# [Written problem]
Locate the word "choibinnie" in the material, then show every line that holds it.

[Dataset records]
--- START ---

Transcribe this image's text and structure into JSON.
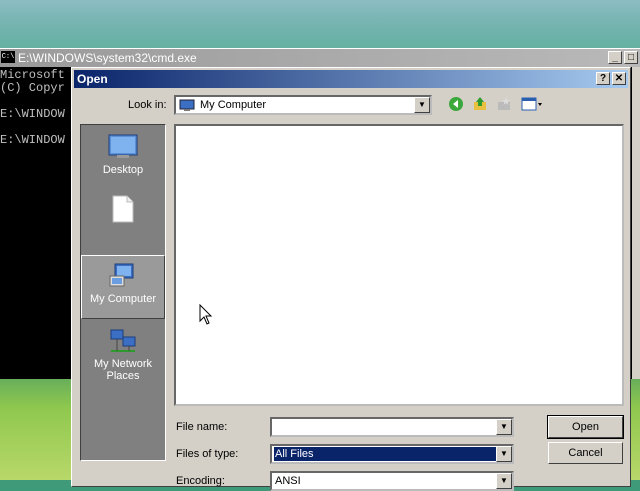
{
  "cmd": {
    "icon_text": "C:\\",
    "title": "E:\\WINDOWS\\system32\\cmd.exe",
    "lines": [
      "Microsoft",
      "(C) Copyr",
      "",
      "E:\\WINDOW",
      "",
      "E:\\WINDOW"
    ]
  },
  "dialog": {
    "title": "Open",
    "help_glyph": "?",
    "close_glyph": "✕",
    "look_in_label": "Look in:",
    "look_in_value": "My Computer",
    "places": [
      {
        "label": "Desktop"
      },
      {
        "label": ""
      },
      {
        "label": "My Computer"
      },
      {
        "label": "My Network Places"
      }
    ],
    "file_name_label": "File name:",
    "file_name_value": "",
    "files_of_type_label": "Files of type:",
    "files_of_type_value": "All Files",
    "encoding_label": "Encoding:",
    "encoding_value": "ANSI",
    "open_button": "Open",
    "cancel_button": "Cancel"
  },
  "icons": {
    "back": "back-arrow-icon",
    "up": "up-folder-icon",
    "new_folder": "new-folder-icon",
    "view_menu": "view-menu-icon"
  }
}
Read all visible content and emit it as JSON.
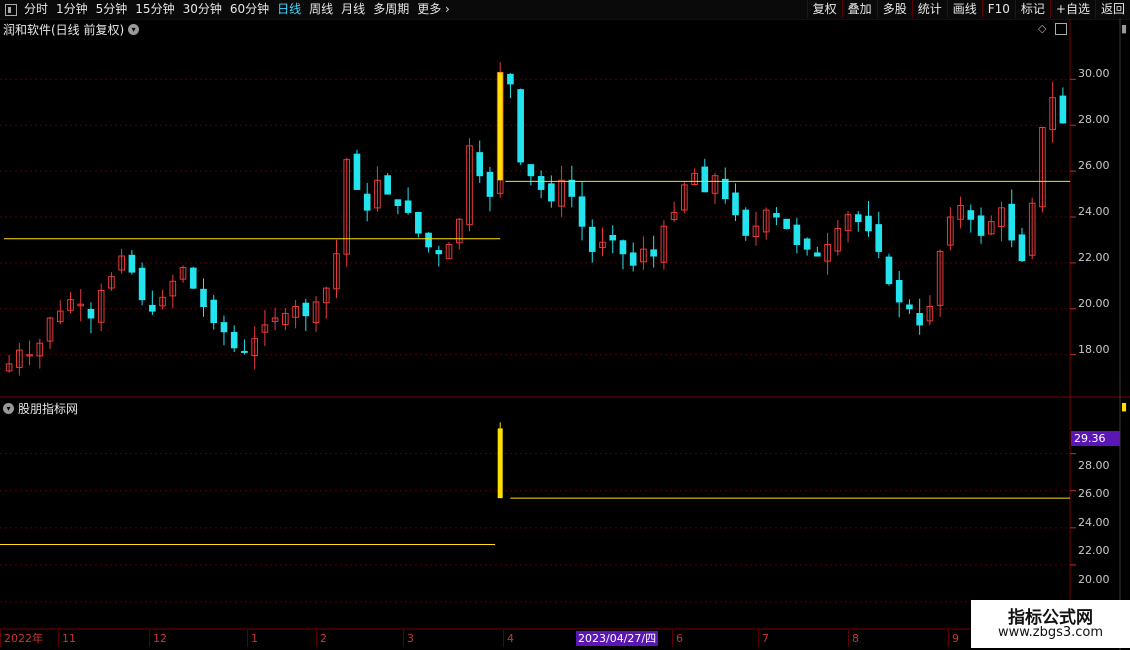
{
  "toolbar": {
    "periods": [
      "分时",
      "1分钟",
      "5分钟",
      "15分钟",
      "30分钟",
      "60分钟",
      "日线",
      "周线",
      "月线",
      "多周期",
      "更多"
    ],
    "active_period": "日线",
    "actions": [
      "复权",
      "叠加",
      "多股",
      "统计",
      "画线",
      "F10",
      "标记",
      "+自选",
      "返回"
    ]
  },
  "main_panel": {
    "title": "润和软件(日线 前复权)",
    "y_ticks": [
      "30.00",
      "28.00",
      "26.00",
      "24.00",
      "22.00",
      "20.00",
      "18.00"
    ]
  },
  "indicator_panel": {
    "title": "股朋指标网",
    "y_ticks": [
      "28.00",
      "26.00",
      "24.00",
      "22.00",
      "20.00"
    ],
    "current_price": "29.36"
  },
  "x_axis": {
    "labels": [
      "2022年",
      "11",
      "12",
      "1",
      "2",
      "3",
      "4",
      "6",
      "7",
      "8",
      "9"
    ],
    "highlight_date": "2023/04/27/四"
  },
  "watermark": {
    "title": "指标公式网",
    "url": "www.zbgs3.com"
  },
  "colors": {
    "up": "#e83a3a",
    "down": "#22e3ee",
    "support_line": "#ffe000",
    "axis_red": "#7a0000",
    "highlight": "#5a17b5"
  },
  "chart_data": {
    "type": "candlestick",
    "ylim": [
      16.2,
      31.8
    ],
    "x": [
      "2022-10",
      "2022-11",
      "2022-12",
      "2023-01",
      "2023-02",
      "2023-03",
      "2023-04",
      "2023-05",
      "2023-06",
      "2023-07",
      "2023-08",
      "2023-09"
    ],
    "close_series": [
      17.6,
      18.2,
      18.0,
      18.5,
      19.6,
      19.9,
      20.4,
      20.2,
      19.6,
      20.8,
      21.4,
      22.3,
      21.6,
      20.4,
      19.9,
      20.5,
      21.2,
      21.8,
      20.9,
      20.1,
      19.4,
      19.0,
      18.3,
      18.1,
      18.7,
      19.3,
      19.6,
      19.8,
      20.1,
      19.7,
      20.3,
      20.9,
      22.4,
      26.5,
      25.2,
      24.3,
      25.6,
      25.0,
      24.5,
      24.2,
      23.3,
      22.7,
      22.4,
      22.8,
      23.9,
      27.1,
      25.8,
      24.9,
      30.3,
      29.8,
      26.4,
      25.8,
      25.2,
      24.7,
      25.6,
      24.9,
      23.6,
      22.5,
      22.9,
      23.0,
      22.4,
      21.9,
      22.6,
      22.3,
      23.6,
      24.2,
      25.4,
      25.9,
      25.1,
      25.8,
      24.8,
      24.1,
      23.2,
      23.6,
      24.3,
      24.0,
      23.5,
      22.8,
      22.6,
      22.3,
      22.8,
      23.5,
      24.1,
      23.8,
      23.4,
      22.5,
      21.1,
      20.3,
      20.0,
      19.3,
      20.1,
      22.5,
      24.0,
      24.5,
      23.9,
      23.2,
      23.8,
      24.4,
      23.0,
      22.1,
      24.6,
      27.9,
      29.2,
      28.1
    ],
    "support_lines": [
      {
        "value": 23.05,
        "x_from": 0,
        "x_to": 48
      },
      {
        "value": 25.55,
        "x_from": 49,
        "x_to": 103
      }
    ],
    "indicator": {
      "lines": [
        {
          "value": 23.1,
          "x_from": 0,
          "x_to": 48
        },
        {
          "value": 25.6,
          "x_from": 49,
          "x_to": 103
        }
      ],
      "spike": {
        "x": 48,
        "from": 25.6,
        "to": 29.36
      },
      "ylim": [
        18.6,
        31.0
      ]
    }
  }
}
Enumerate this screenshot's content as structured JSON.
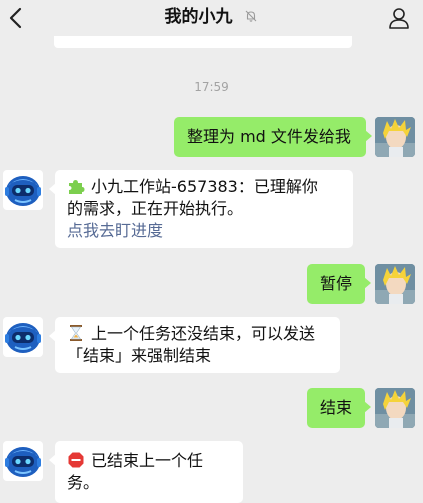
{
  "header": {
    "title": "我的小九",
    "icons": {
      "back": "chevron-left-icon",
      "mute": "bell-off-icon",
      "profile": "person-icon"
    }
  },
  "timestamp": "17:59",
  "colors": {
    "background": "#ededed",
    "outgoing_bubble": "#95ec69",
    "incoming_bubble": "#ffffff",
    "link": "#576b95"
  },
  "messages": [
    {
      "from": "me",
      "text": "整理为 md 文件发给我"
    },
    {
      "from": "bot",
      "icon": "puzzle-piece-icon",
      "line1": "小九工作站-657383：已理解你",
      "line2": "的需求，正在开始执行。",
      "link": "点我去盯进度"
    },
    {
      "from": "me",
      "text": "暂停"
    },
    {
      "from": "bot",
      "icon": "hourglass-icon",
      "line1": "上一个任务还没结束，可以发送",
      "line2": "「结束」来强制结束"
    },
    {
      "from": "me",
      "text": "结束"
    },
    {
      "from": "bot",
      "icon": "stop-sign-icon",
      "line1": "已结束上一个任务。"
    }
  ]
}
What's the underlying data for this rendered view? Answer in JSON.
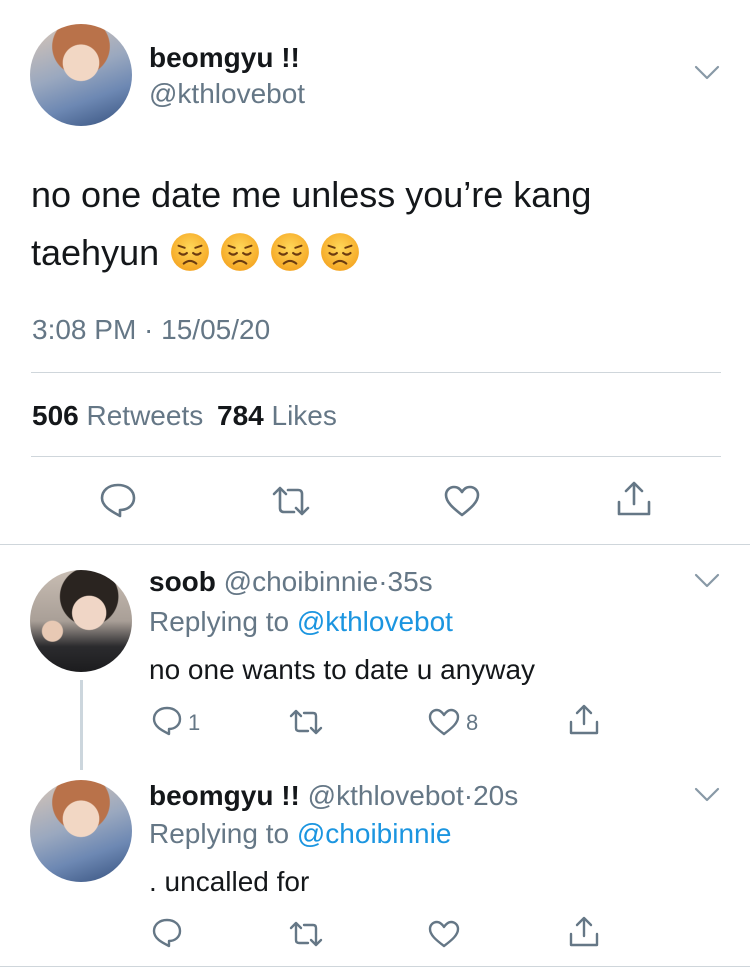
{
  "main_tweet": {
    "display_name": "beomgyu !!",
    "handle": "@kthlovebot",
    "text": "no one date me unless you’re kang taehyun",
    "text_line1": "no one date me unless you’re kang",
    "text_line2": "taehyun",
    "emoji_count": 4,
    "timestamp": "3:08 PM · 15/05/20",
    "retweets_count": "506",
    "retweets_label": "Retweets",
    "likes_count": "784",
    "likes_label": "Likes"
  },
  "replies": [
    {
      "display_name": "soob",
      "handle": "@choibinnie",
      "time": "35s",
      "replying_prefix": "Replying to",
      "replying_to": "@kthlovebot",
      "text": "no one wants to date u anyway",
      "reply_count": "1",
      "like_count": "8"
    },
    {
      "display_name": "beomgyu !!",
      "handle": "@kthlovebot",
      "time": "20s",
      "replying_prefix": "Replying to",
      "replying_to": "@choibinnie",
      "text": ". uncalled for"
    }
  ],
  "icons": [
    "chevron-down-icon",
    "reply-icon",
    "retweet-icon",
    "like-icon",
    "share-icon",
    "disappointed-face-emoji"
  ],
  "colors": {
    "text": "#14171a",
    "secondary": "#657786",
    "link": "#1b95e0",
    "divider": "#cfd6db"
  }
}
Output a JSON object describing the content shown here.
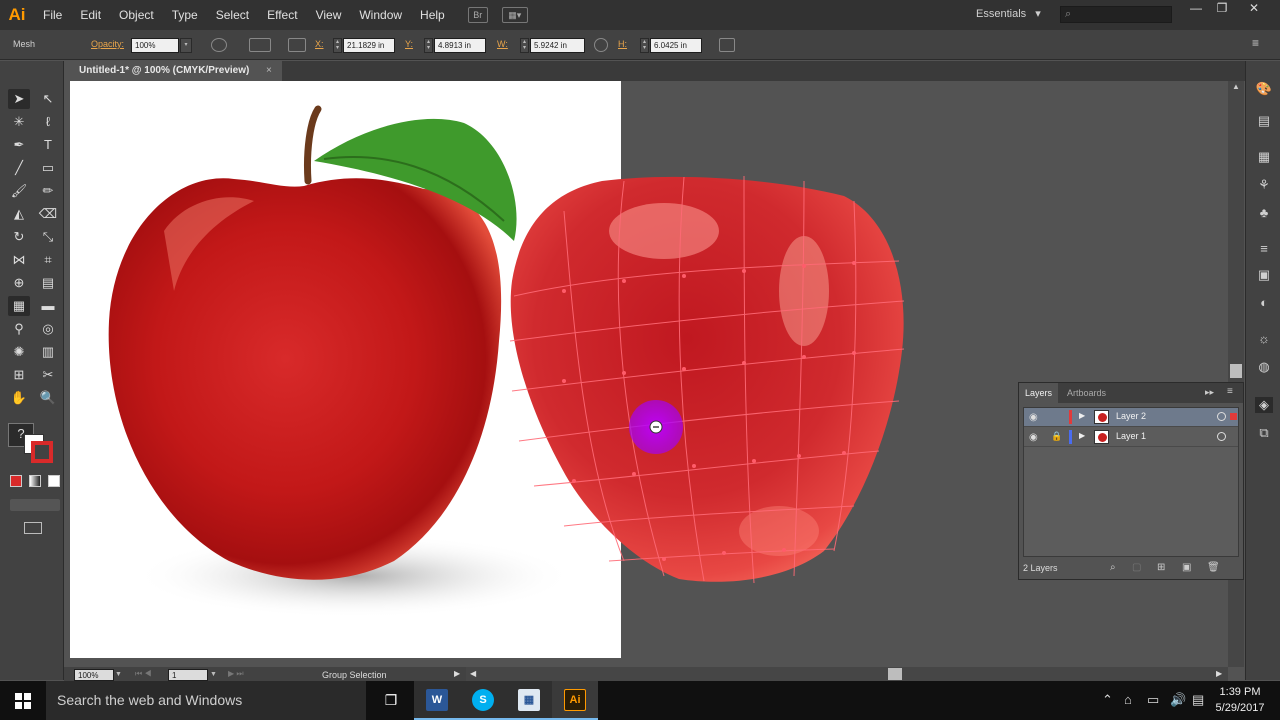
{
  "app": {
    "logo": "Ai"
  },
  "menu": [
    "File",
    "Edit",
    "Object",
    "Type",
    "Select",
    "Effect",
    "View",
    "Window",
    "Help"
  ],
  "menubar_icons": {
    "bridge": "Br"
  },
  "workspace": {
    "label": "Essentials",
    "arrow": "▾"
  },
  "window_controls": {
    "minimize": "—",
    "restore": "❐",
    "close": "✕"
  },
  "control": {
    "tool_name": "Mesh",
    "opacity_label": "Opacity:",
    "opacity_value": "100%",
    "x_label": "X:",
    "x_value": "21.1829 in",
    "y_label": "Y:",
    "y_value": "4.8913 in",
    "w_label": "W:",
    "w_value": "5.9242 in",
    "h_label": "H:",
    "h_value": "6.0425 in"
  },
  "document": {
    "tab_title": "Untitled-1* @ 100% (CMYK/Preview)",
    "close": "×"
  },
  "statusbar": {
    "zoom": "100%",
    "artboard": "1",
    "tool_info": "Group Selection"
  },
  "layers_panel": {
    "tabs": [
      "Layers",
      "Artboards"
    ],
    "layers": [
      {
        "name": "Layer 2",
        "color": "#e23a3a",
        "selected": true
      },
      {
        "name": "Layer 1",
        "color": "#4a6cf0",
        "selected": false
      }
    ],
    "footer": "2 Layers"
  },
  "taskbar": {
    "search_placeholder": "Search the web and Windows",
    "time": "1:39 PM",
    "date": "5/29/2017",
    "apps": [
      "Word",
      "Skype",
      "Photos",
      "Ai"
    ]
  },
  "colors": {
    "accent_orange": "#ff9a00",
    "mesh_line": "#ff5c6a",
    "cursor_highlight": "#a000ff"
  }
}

--- END ---

# [Full solution]
      "handle": "@choibinnie",
      "replying_to": "@choibinnie",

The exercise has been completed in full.